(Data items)

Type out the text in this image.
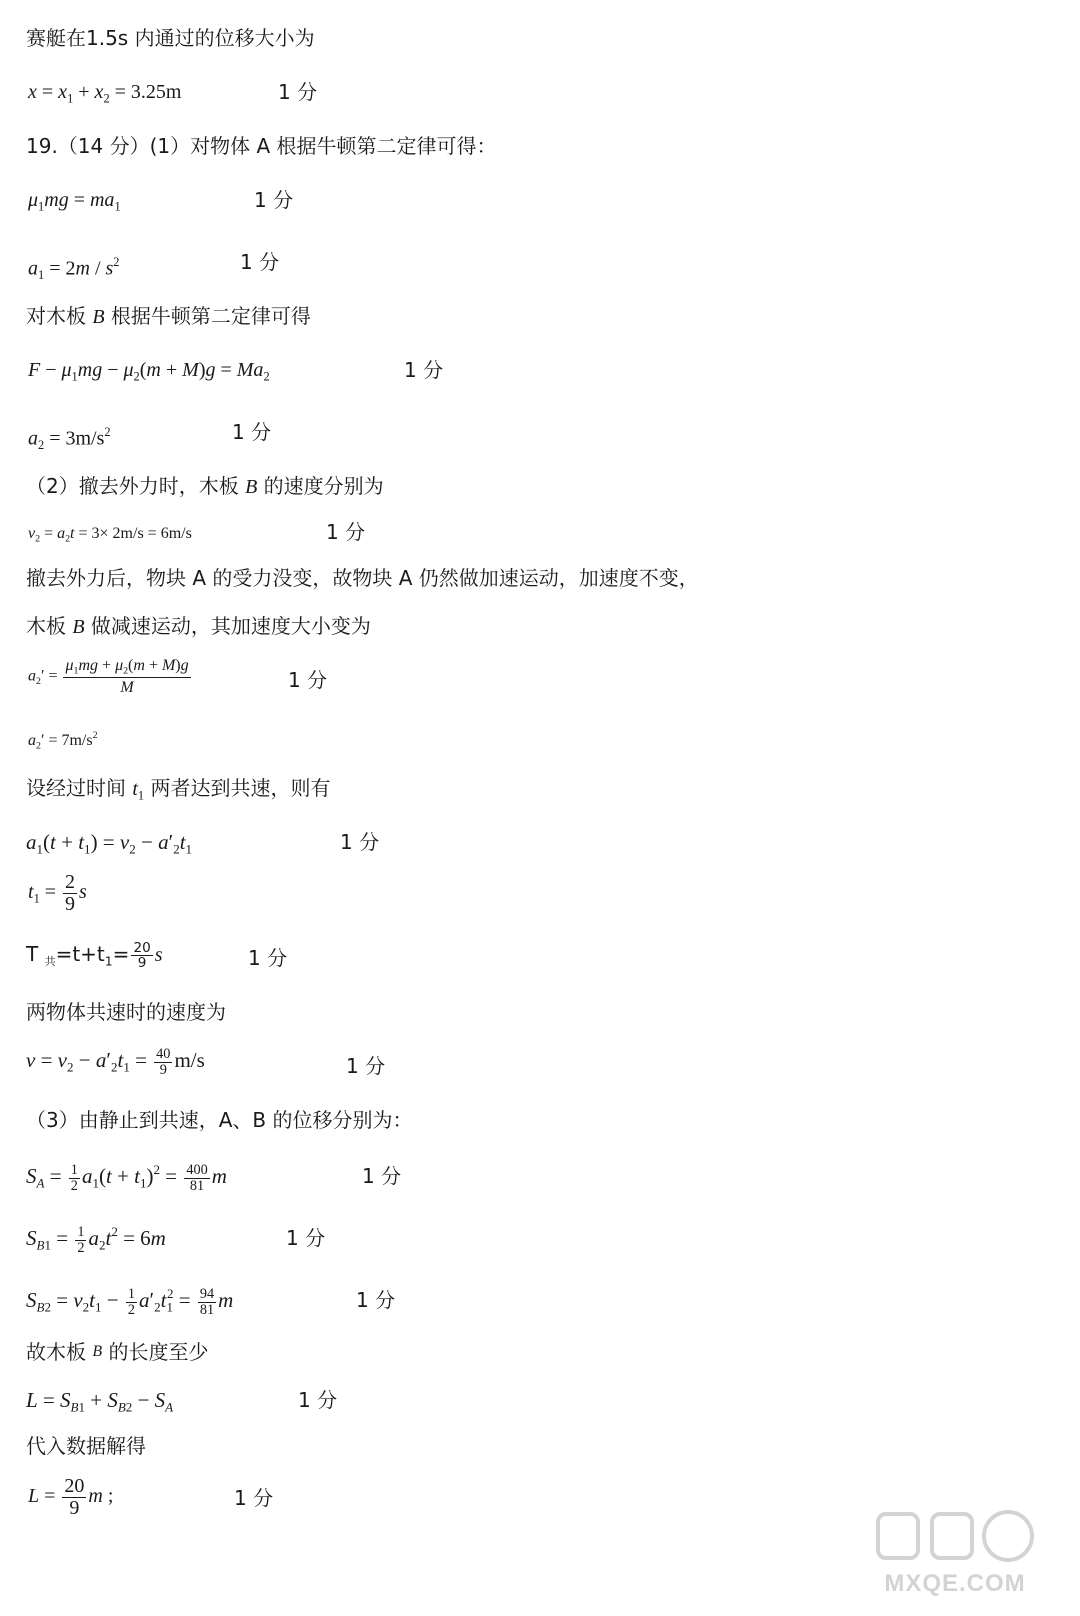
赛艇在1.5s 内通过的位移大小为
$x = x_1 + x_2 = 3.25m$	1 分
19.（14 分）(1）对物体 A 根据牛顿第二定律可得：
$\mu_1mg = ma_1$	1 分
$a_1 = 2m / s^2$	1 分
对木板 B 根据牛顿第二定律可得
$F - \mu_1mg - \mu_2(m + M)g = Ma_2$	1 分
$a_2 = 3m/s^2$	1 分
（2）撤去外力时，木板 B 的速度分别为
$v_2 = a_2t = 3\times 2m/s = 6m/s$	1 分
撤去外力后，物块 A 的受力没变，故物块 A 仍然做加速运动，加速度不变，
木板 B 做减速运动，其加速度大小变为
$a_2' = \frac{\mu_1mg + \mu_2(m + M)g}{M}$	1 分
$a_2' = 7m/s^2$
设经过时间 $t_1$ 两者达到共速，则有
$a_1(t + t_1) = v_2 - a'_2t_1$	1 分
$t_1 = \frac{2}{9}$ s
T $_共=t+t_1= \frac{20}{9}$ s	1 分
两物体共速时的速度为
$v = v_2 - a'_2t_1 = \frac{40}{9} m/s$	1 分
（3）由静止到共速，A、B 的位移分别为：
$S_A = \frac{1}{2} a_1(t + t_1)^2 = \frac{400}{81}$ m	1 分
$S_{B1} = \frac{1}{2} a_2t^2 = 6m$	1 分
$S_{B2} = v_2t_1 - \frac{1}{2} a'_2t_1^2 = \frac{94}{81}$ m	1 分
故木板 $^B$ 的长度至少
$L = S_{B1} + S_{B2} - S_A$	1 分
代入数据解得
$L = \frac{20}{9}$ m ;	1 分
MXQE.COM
==
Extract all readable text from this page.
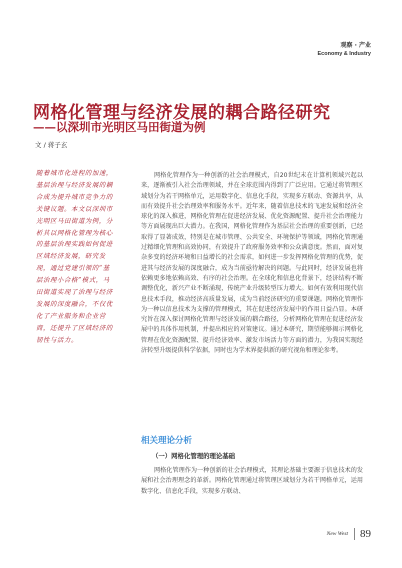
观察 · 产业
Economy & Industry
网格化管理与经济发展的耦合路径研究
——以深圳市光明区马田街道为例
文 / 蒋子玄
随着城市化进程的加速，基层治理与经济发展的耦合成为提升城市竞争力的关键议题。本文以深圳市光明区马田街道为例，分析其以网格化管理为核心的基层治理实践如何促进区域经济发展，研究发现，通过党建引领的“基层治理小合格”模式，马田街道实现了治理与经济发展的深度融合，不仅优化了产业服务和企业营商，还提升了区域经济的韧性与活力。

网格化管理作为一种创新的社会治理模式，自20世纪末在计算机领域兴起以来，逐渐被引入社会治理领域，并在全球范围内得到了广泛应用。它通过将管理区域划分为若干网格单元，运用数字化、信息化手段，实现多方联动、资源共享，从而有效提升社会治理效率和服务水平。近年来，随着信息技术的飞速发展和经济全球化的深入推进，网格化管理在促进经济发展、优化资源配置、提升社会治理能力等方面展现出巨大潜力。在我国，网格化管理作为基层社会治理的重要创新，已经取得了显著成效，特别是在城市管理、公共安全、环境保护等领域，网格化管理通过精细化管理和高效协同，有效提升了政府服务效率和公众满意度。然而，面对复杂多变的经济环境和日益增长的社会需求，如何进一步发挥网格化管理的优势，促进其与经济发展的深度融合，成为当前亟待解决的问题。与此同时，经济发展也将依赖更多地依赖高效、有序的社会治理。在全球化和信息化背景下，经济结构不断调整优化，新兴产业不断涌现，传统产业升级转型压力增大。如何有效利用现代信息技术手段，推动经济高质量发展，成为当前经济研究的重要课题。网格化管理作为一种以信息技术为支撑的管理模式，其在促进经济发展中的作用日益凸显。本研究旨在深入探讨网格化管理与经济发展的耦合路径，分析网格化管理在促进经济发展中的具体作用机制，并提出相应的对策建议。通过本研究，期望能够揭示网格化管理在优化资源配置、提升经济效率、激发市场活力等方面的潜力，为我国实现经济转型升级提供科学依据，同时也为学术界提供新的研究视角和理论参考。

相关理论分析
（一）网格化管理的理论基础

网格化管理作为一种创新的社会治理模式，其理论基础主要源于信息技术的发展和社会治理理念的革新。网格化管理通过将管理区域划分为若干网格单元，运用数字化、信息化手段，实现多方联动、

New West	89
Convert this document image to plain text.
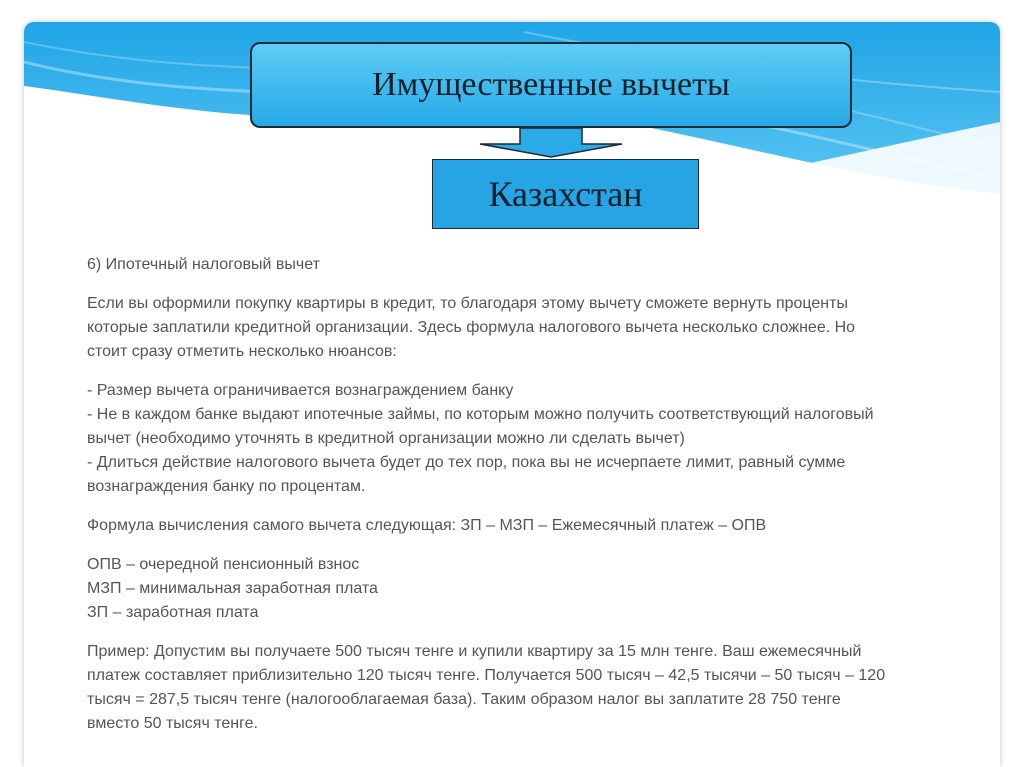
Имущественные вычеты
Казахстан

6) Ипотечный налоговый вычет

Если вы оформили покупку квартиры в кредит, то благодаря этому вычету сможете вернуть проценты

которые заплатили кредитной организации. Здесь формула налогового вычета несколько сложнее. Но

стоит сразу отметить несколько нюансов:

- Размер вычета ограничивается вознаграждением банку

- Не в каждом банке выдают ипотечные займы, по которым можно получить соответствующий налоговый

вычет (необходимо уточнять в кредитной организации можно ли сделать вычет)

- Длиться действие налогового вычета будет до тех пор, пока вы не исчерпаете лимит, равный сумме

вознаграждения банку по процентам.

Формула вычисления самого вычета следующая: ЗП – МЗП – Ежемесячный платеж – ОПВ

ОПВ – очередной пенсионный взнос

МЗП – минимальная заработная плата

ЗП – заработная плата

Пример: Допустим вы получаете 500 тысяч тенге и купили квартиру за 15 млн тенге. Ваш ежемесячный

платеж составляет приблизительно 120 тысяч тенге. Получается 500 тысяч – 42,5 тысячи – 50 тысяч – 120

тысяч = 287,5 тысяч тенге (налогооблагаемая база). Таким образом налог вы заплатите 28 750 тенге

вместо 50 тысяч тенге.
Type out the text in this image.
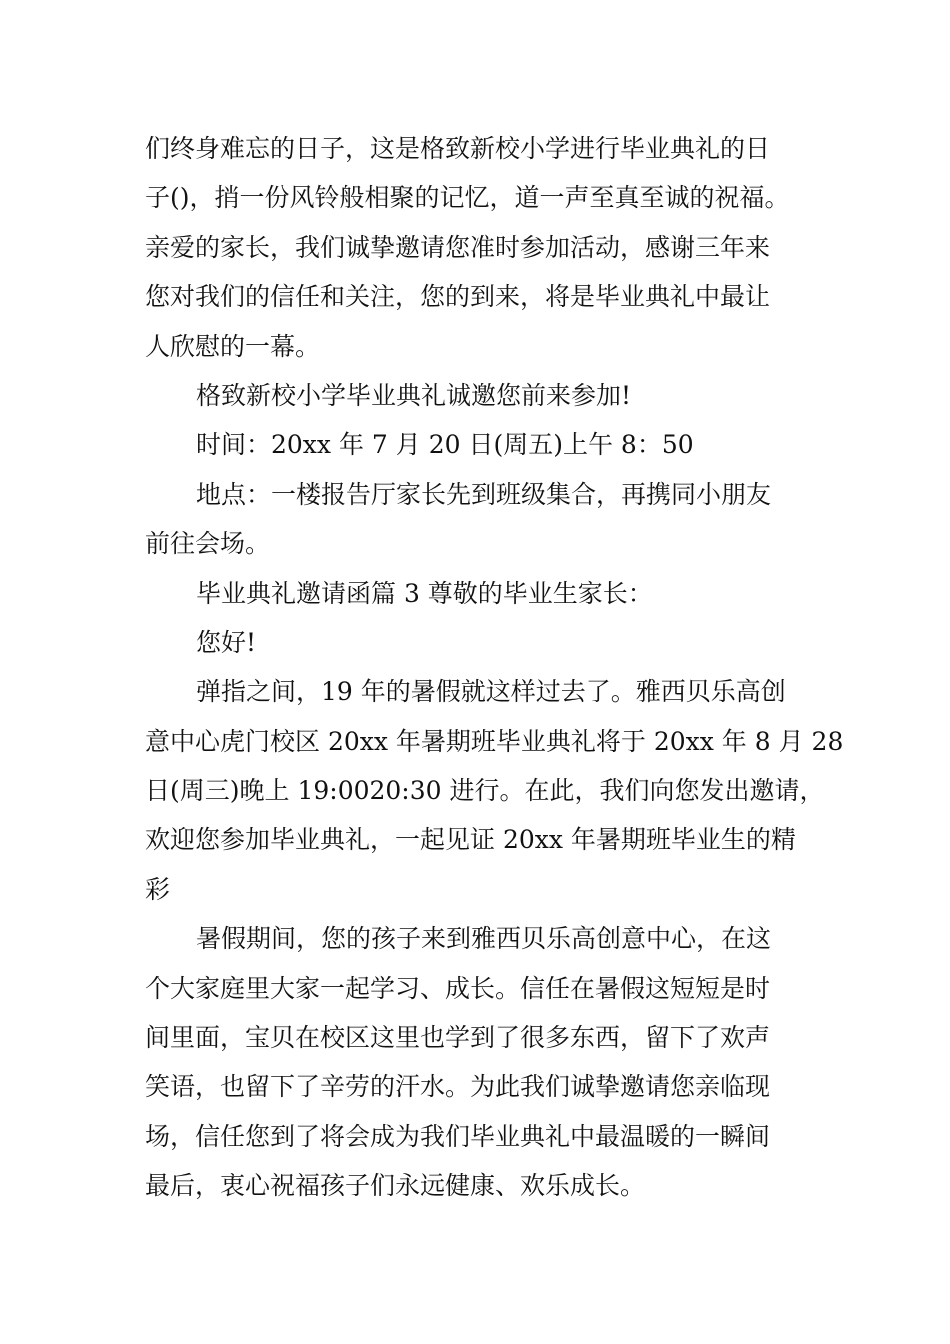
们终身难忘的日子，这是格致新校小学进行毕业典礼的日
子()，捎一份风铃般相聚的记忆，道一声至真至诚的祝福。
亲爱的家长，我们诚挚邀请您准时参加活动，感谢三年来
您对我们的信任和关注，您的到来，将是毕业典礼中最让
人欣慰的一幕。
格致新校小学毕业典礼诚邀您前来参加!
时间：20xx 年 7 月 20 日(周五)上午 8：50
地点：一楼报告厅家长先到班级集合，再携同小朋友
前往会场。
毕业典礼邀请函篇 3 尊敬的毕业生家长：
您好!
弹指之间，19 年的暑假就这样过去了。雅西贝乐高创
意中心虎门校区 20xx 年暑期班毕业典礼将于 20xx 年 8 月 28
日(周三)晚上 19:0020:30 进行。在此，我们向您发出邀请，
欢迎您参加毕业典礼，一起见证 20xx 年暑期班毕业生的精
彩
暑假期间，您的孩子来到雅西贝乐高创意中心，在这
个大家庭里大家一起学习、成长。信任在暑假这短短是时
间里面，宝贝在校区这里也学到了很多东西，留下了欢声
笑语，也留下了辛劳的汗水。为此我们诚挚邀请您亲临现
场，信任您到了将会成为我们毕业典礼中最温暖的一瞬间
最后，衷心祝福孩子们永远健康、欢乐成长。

* **TASK BRIEF**: Report how many lines contain "кредитной". Give nothing but the number.

* **EXERCISE RESPONSE**: 2